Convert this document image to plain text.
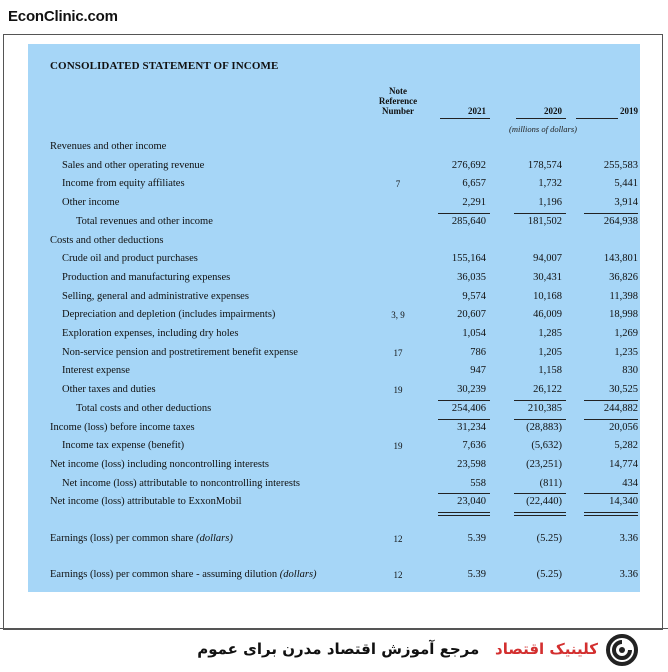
EconClinic.com
CONSOLIDATED STATEMENT OF INCOME
Note
Reference
Number	2021	2020	2019
(millions of dollars)
Revenues and other income
Sales and other operating revenue	276,692	178,574	255,583
Income from equity affiliates	7	6,657	1,732	5,441
Other income	2,291	1,196	3,914
Total revenues and other income	285,640	181,502	264,938
Costs and other deductions
Crude oil and product purchases	155,164	94,007	143,801
Production and manufacturing expenses	36,035	30,431	36,826
Selling, general and administrative expenses	9,574	10,168	11,398
Depreciation and depletion (includes impairments)	3, 9	20,607	46,009	18,998
Exploration expenses, including dry holes	1,054	1,285	1,269
Non-service pension and postretirement benefit expense	17	786	1,205	1,235
Interest expense	947	1,158	830
Other taxes and duties	19	30,239	26,122	30,525
Total costs and other deductions	254,406	210,385	244,882
Income (loss) before income taxes	31,234	(28,883)	20,056
Income tax expense (benefit)	19	7,636	(5,632)	5,282
Net income (loss) including noncontrolling interests	23,598	(23,251)	14,774
Net income (loss) attributable to noncontrolling interests	558	(811)	434
Net income (loss) attributable to ExxonMobil	23,040	(22,440)	14,340
Earnings (loss) per common share (dollars)	12	5.39	(5.25)	3.36
Earnings (loss) per common share - assuming dilution (dollars)	12	5.39	(5.25)	3.36
کلینیک اقتصاد   مرجع آموزش اقتصاد مدرن برای عموم
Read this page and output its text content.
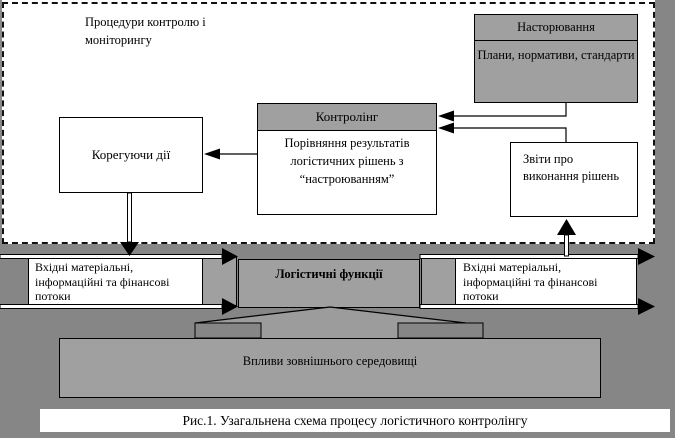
Процедури контролю і моніторингу
Насторювання
Плани, нормативи, стандарти
Контролінг
Порівняння результатів логістичних рішень з “настроюванням”
Корегуючи дії	Звіти про виконання рішень
Вхідні матеріальні, інформаційні та фінансові потоки
Логістичні функції	Вхідні матеріальні, інформаційні та фінансові потоки
Впливи зовнішнього середовищі
Рис.1. Узагальнена схема процесу логістичного контролінгу
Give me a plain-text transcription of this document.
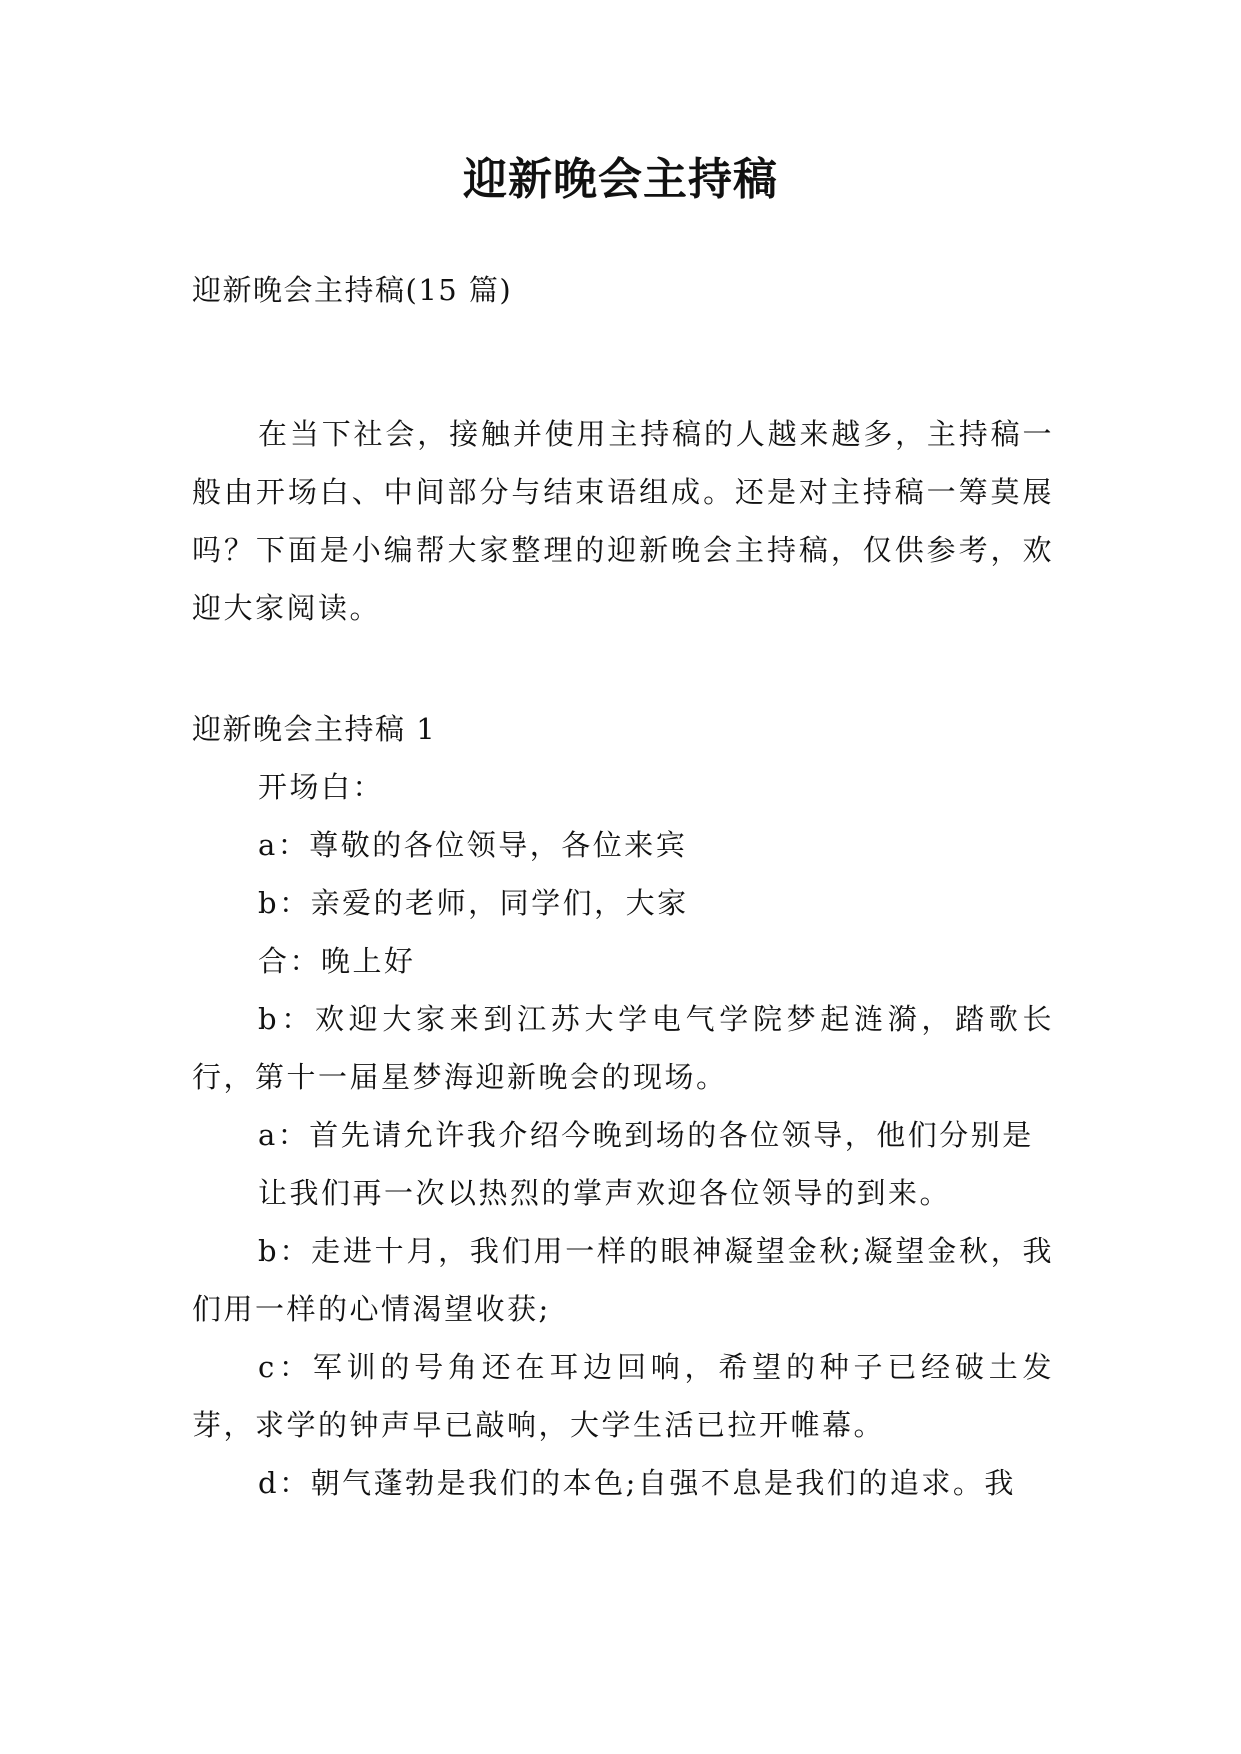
迎新晚会主持稿

迎新晚会主持稿(15 篇)

在当下社会，接触并使用主持稿的人越来越多，主持稿一般由开场白、中间部分与结束语组成。还是对主持稿一筹莫展吗？下面是小编帮大家整理的迎新晚会主持稿，仅供参考，欢迎大家阅读。

迎新晚会主持稿 1

开场白：

a：尊敬的各位领导，各位来宾

b：亲爱的老师，同学们，大家

合：晚上好

b：欢迎大家来到江苏大学电气学院梦起涟漪，踏歌长行，第十一届星梦海迎新晚会的现场。

a：首先请允许我介绍今晚到场的各位领导，他们分别是

让我们再一次以热烈的掌声欢迎各位领导的到来。

b：走进十月，我们用一样的眼神凝望金秋;凝望金秋，我们用一样的心情渴望收获;

c：军训的号角还在耳边回响，希望的种子已经破土发芽，求学的钟声早已敲响，大学生活已拉开帷幕。

d：朝气蓬勃是我们的本色;自强不息是我们的追求。我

^^^^^^^^

> **Exercise brief**
From the entries above, copy each line holding "рішень".

> **Answer to this problem**
Порівняння результатів логістичних рішень з “настроюванням”
Корегуючи дії	Звіти про виконання рішень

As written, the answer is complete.